* GIVEN INFORMATION
_ _ _ _ _ _ _

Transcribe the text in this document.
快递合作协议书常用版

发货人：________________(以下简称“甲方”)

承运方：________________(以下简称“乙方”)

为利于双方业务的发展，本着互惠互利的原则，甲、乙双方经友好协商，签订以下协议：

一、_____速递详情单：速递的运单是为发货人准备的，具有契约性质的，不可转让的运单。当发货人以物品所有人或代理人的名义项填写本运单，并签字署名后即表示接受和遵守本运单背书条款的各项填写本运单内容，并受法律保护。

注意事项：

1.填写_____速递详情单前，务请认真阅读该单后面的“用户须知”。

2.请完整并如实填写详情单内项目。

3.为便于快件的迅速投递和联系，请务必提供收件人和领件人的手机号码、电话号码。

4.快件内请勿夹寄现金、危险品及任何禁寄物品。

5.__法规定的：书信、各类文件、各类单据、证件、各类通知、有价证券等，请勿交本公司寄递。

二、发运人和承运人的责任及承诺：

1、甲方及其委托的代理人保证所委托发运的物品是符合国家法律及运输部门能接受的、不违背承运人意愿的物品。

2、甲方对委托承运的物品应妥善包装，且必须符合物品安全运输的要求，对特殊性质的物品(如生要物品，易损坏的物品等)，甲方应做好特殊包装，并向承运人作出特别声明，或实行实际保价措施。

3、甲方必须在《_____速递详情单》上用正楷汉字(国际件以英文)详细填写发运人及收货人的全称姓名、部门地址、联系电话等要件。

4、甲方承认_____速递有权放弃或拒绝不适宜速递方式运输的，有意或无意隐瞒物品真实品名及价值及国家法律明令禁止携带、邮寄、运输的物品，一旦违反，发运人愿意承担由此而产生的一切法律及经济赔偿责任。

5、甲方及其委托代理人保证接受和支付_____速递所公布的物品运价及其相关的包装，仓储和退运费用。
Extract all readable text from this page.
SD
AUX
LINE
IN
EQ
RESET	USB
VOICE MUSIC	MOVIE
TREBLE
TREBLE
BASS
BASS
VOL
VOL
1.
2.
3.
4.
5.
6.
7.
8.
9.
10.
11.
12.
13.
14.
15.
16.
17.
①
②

_ _ _ _ _ _ _

Copy exactly the line containing "Extract all readable text from this page." and every line after it, ending with the last line of the records above.

* ANSWER TO THIS EXERCISE
Extract all readable text from this page.
SD
AUX
LINE
IN
EQ
RESET	USB
VOICE MUSIC	MOVIE
TREBLE
TREBLE
BASS
BASS
VOL
VOL
1.
2.
3.
4.
5.
6.
7.
8.
9.
10.
11.
12.
13.
14.
15.
16.
17.
①
②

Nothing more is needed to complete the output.